Stated exercise:
In the listing below, locate the lines bearing the word "méthode". Copy every one of them.

##### Exercise inputs

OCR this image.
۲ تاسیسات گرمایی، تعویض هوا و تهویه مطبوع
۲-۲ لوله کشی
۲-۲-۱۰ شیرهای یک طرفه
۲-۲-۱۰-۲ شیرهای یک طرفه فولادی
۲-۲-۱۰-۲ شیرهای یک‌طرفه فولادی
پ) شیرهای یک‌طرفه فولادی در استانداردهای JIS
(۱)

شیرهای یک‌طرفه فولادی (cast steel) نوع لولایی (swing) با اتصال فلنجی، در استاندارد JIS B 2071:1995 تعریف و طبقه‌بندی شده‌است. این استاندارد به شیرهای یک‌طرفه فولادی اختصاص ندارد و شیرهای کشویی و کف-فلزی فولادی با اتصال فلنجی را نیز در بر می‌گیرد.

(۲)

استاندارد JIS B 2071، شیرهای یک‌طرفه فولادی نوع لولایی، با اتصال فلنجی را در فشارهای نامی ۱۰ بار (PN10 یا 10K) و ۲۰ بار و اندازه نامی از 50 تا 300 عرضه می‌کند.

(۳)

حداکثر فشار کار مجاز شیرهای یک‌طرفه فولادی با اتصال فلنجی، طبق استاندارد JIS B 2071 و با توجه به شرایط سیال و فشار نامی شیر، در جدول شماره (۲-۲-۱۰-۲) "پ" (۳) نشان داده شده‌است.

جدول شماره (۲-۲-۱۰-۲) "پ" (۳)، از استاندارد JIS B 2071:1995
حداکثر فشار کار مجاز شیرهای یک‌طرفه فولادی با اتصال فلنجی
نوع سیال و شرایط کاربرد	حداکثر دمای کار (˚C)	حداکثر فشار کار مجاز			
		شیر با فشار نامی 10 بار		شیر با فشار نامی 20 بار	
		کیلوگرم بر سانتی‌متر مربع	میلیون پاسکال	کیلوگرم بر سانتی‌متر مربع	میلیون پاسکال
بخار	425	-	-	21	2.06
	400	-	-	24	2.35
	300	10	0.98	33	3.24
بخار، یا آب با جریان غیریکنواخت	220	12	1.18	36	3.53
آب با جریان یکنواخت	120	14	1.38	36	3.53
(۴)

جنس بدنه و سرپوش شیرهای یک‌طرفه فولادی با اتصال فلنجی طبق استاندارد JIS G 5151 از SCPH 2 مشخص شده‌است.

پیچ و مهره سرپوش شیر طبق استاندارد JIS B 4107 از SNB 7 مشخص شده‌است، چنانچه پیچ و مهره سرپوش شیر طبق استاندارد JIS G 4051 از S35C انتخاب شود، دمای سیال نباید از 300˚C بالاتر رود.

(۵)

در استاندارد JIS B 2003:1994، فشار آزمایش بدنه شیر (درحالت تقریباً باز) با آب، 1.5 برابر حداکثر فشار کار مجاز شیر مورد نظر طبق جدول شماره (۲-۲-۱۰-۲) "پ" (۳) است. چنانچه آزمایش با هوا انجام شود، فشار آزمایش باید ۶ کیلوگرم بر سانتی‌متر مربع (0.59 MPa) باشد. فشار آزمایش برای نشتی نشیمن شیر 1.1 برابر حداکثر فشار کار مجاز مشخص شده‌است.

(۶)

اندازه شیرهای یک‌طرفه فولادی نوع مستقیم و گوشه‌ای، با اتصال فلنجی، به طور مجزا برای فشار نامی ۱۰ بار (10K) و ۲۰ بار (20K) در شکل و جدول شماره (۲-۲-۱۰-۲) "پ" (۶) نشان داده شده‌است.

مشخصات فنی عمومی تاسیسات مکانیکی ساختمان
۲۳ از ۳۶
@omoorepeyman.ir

##########
##### Exercise inputs

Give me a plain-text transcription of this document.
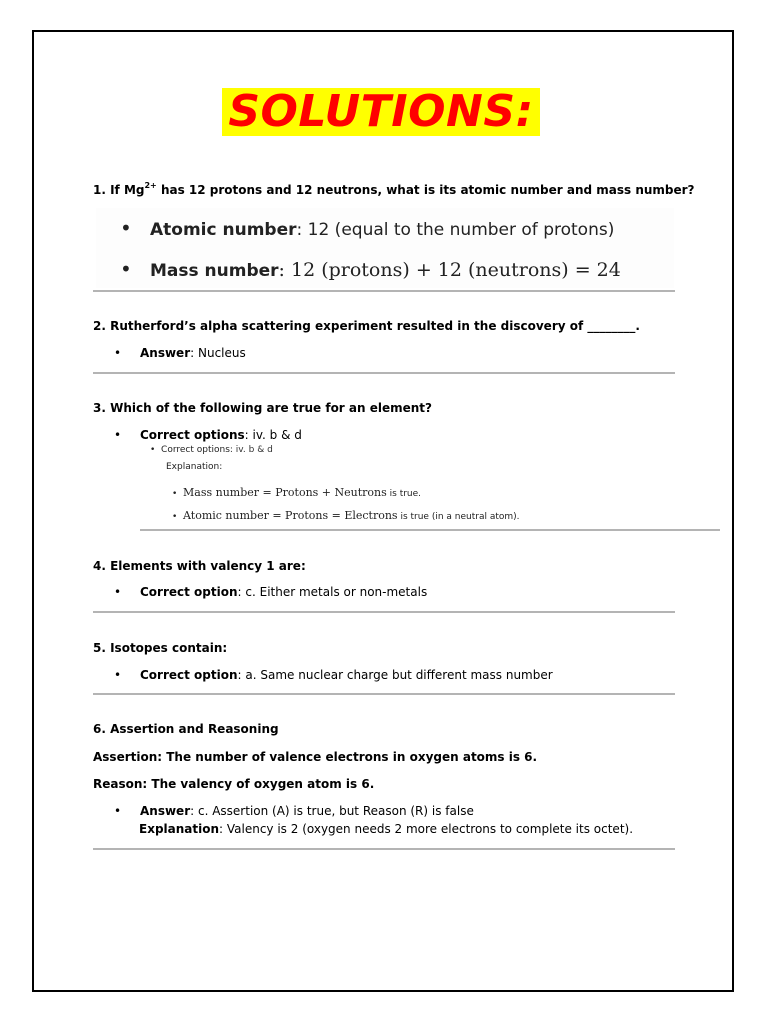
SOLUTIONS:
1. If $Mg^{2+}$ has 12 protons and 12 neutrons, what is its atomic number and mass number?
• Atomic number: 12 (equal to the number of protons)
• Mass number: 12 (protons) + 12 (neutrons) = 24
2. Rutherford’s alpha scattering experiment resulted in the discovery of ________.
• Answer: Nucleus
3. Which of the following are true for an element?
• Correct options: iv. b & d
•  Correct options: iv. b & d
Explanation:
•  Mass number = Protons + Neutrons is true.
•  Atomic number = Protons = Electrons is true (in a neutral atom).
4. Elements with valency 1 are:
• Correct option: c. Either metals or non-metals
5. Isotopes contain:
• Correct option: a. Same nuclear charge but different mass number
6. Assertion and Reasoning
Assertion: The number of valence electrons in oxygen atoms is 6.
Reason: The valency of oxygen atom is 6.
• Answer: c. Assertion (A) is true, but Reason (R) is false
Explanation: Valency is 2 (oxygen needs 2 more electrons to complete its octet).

##########
##### Exercise inputs

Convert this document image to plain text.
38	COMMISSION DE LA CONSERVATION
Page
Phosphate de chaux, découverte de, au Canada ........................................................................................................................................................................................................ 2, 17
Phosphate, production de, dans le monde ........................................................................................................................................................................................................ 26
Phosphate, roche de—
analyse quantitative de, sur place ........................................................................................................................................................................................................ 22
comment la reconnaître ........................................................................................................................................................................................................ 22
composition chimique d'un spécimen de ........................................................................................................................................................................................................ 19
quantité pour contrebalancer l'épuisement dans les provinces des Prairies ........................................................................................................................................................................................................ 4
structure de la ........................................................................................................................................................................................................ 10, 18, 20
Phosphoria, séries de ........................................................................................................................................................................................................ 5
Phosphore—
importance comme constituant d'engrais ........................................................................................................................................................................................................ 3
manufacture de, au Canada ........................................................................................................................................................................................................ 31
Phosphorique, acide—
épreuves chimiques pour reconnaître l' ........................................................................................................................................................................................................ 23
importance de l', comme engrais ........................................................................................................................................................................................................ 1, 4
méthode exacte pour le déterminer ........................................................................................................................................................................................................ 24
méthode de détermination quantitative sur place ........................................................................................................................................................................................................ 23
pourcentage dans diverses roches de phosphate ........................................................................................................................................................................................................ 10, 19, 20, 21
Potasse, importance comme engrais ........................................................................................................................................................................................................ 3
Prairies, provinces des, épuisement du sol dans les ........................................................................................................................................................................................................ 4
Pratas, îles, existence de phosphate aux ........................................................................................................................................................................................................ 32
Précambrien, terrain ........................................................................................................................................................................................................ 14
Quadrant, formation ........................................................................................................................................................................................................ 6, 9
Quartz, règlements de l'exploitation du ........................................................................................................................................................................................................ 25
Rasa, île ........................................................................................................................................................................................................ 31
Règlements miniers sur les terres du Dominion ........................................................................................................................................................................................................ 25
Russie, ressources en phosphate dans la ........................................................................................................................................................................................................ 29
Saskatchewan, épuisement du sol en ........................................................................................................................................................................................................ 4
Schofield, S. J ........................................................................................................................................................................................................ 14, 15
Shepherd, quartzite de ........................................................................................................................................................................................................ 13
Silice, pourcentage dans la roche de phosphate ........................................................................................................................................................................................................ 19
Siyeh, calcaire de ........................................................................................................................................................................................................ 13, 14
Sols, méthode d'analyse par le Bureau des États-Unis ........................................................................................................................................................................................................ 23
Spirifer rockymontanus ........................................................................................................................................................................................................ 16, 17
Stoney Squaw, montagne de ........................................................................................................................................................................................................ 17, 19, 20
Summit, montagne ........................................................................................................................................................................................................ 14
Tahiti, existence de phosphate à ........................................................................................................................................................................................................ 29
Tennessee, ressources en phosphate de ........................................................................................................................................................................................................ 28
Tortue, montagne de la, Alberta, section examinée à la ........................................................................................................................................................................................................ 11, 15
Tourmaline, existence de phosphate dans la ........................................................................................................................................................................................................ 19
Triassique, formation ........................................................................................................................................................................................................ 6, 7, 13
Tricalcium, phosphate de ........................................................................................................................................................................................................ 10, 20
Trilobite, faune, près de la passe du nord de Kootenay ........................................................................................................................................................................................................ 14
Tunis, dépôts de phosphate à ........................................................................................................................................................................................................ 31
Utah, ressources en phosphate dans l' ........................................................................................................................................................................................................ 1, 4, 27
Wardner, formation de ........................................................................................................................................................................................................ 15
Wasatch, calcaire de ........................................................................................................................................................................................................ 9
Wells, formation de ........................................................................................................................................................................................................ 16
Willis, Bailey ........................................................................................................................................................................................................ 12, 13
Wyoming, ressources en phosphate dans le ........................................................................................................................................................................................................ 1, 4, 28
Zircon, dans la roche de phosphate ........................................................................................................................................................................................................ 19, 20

##########

The response:
méthode exacte pour le déterminer ........................................................................................................................................................................................................ 24
méthode de détermination quantitative sur place ........................................................................................................................................................................................................ 23
Sols, méthode d'analyse par le Bureau des États-Unis ........................................................................................................................................................................................................ 23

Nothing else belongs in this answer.